## What the task requires:
State the number of lines in these records that include the word "времени", and add nothing to it.

## Working data:
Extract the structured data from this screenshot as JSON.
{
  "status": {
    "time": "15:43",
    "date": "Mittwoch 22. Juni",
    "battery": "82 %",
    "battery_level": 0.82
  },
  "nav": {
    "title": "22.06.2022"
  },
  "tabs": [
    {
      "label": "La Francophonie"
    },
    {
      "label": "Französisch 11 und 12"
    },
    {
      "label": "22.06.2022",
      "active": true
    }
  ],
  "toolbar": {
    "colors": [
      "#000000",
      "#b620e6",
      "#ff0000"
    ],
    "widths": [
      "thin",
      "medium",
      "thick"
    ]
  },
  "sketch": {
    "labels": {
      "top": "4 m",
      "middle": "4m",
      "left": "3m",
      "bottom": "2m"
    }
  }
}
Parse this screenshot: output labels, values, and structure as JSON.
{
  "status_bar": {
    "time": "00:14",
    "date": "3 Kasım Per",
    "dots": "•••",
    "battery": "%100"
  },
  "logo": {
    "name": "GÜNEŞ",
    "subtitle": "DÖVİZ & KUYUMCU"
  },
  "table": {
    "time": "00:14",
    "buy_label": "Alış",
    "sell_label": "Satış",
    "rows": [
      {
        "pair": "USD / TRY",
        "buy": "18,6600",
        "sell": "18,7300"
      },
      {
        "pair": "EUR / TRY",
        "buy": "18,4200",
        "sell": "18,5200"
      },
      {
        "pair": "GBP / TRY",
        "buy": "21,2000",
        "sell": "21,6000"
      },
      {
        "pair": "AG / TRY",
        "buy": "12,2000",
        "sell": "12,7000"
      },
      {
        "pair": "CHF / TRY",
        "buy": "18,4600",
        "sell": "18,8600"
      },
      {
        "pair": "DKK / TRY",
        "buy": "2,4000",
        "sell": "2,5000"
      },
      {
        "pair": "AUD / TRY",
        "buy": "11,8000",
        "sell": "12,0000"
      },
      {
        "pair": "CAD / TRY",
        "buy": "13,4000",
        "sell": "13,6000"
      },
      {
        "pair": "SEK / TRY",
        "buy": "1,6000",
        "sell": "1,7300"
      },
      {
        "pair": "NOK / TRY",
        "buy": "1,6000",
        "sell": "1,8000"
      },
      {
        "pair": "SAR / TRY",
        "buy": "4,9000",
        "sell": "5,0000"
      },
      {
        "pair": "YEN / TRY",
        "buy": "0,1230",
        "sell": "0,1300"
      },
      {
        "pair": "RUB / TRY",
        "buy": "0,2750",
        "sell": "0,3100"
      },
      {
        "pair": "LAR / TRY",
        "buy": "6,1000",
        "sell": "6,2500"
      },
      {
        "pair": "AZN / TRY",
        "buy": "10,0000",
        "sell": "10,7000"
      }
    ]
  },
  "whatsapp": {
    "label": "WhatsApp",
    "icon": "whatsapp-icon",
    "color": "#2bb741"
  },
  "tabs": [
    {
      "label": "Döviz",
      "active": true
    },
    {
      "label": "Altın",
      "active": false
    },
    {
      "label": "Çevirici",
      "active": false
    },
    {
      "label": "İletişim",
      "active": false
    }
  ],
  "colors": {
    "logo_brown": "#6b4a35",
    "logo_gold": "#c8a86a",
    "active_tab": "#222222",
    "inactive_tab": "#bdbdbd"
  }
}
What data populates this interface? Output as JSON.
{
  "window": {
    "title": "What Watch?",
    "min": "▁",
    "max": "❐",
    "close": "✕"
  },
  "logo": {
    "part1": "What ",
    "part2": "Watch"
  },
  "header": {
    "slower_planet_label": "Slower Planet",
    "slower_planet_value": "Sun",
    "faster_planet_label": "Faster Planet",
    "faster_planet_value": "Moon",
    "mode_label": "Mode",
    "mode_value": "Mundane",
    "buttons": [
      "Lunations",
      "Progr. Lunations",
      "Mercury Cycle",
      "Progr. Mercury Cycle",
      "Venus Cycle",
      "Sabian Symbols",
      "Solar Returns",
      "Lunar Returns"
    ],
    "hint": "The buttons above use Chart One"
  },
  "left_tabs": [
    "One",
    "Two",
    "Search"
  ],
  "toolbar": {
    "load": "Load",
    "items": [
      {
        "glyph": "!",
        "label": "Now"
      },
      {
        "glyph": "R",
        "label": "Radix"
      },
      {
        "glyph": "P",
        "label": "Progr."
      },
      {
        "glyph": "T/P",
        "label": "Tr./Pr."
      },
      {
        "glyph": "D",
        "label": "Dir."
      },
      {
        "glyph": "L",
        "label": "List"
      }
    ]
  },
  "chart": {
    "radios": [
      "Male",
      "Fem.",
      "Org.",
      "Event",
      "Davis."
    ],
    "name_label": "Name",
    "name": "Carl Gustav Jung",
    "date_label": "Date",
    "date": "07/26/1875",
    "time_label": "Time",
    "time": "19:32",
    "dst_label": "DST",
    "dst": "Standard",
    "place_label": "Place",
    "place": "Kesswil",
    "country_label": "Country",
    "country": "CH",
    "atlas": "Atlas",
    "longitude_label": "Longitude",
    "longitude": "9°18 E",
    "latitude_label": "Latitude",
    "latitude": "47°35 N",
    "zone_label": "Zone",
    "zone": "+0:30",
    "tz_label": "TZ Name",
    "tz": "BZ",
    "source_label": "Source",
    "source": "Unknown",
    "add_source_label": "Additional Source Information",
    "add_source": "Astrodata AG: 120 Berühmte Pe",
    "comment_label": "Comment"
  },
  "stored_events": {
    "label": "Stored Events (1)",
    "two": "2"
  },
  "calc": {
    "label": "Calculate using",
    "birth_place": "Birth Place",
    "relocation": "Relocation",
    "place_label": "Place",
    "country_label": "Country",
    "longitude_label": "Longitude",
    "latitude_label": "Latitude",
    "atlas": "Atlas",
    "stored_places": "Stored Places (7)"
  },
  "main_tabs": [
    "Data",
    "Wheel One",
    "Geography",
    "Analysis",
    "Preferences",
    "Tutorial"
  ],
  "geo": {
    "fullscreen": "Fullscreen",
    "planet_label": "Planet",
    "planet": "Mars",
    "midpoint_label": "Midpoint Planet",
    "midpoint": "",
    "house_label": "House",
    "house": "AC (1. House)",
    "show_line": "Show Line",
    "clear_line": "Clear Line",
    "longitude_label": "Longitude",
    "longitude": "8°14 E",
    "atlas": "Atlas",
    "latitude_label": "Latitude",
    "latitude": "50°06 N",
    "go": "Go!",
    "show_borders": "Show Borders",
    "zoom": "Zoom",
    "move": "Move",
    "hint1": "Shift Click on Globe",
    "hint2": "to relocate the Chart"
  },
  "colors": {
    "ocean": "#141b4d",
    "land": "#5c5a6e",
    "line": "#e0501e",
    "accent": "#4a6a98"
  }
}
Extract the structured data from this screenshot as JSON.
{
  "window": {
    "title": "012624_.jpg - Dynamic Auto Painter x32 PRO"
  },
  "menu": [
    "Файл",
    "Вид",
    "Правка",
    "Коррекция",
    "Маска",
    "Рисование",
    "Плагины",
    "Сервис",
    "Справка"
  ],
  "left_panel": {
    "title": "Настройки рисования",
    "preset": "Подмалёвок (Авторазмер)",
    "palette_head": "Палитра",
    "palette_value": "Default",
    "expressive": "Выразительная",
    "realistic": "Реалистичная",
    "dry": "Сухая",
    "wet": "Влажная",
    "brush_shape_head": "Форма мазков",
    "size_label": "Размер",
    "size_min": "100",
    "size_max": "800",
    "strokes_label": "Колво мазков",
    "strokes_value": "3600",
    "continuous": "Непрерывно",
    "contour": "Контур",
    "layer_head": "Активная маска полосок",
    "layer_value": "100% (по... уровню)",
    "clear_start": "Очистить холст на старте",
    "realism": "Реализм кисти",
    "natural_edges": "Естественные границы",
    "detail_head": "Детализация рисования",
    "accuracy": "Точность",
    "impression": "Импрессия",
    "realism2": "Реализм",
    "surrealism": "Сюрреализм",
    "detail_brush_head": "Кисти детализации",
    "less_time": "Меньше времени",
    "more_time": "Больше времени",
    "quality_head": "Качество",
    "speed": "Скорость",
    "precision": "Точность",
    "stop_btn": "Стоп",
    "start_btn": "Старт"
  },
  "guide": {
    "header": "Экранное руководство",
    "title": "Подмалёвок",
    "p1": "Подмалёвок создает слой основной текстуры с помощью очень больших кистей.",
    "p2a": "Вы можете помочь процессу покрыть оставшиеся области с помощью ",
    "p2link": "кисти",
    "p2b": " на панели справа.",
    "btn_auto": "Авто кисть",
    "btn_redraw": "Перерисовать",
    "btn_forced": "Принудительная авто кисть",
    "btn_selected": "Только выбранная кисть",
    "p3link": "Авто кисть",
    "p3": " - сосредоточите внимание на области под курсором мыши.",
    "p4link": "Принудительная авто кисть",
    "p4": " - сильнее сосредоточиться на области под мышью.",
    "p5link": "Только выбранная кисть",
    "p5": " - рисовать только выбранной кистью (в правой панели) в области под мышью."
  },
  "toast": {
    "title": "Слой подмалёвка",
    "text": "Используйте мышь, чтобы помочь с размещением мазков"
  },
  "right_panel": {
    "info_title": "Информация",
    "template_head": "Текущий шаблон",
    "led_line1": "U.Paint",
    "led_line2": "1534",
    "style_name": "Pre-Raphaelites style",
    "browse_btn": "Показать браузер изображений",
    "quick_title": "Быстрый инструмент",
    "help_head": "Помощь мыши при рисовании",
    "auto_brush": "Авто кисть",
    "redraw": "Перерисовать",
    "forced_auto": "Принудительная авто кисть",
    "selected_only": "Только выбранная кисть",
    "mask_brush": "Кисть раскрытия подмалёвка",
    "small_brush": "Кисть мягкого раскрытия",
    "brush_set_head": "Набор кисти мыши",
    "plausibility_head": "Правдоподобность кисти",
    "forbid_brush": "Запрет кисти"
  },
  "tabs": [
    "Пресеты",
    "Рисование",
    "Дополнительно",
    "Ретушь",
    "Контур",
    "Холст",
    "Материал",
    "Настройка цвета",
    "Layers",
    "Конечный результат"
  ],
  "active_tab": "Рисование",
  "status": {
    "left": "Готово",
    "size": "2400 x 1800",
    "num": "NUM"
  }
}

## Full solution:
2